§ STATED EXERCISE: Find each line with the word "label" in it, then give the total alone.

§ DATASET RECORDS:

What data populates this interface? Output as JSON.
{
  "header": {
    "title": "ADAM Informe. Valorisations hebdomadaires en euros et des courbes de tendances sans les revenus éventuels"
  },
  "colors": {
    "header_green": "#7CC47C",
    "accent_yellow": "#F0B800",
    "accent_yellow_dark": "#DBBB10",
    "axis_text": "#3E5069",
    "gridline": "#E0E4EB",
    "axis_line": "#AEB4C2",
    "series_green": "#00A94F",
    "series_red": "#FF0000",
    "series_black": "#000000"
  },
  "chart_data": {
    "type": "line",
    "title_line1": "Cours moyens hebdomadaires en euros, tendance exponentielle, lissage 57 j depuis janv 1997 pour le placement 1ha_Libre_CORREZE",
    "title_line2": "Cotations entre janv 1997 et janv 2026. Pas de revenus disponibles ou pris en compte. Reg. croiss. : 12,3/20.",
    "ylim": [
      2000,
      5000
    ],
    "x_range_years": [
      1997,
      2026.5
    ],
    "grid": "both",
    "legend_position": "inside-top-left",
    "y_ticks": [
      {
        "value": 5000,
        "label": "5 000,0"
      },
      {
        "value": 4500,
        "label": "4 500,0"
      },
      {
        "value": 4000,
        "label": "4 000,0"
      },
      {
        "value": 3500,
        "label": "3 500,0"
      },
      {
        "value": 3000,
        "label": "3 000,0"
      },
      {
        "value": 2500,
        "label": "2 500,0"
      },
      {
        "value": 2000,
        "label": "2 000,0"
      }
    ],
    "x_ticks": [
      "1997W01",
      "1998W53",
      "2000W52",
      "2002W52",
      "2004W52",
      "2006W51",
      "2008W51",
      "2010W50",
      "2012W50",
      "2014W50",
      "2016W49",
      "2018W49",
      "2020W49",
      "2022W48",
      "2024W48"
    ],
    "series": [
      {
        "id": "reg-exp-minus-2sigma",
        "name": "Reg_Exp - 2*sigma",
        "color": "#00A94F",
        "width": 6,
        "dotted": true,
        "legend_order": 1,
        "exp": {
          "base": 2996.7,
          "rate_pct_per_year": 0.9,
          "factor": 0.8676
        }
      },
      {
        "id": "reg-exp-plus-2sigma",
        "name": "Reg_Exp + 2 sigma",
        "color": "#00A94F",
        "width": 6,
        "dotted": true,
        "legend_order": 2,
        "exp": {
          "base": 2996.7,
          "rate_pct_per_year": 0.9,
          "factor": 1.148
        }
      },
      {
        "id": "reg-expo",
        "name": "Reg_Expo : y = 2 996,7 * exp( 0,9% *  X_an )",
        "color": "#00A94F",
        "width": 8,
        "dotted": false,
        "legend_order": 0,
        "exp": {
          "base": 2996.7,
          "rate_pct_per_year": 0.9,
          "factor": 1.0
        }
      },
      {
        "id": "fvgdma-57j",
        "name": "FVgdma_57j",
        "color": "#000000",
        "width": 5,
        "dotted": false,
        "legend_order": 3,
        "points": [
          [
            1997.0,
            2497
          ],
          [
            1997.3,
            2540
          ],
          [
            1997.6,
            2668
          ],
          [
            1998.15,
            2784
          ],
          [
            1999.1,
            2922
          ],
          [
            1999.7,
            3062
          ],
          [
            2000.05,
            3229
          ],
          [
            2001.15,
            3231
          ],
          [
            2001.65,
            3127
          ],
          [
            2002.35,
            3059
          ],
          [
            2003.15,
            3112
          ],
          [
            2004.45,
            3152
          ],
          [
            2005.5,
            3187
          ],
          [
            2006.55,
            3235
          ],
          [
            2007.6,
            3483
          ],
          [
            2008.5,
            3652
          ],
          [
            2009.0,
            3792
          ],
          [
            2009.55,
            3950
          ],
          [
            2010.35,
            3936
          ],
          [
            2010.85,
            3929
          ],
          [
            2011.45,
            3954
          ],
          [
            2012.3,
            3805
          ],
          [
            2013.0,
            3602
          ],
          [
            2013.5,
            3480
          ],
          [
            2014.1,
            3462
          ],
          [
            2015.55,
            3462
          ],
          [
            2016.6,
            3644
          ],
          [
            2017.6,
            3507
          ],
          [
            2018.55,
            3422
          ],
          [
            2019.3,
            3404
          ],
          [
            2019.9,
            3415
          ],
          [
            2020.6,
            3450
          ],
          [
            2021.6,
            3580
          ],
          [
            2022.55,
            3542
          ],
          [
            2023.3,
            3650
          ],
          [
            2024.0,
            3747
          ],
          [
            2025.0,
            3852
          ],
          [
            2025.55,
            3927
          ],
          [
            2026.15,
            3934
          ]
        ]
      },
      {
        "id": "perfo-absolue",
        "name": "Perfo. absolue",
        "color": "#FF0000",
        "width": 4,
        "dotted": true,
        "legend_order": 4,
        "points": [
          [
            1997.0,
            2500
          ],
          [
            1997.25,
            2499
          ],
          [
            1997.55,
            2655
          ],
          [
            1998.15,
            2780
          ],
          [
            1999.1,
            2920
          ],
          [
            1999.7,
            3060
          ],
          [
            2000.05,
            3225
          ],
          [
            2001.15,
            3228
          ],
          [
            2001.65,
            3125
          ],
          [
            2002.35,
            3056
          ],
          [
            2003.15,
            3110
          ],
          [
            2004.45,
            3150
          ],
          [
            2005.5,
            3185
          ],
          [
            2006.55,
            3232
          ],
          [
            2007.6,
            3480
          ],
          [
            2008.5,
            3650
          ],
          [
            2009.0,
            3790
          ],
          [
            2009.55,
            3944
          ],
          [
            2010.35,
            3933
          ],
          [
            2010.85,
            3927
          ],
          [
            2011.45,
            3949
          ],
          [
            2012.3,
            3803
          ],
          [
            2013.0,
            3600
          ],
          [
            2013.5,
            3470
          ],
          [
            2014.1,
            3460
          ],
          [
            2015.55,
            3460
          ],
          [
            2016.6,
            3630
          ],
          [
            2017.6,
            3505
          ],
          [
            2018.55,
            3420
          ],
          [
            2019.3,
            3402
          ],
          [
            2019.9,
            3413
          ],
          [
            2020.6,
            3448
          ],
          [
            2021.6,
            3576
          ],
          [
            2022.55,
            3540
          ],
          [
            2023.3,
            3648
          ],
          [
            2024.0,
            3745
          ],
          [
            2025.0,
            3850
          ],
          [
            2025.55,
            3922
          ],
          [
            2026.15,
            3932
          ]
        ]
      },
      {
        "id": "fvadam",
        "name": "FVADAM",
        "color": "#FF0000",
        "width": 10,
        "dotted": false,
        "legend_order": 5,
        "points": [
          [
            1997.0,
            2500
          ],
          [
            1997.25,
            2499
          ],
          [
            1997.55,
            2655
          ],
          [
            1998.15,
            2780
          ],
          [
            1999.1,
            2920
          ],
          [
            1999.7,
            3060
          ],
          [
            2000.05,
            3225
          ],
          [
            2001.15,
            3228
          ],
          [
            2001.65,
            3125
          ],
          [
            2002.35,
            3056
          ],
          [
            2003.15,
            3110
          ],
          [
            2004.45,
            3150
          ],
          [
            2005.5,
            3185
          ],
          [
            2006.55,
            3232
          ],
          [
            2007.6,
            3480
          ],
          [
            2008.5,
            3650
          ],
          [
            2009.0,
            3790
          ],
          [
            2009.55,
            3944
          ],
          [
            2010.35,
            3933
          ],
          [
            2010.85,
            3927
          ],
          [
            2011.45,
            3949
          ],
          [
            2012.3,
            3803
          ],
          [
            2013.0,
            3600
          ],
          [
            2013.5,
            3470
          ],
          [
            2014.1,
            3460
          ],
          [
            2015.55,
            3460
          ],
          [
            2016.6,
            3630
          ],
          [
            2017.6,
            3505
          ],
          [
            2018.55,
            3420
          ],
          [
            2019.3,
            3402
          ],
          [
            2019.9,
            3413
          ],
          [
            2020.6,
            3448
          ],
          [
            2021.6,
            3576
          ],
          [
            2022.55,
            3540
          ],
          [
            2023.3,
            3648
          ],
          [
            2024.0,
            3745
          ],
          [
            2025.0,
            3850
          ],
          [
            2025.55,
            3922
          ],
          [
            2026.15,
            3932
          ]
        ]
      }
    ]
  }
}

§ RESPONSE TO THE EXERCISE: 7